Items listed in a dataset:

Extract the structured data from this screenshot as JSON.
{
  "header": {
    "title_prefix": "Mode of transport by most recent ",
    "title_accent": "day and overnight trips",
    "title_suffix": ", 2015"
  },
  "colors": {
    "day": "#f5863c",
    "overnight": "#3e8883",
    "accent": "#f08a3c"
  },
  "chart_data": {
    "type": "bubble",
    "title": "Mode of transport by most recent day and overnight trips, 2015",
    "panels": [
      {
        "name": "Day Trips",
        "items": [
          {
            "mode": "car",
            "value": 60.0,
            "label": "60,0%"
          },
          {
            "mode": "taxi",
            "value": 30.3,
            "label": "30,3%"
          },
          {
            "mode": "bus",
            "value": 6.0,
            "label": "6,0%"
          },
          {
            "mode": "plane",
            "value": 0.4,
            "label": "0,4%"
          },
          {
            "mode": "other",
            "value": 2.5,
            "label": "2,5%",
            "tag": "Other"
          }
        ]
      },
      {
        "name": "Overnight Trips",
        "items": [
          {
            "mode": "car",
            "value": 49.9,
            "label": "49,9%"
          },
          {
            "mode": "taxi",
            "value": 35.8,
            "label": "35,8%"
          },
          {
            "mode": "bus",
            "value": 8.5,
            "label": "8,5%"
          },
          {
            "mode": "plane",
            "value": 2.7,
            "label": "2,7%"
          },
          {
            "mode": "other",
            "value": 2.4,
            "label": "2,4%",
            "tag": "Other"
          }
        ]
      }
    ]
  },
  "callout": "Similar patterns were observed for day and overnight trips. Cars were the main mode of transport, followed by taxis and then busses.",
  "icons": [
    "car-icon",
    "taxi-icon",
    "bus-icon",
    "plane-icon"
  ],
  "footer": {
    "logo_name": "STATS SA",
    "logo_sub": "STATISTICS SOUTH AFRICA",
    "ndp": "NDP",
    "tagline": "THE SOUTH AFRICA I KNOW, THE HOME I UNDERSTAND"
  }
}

▶ [Goal]:
Copy every line of the listing containing the string "SOUTH".

▶ [Result of this exercise]:
    "logo_sub": "STATISTICS SOUTH AFRICA",
    "tagline": "THE SOUTH AFRICA I KNOW, THE HOME I UNDERSTAND"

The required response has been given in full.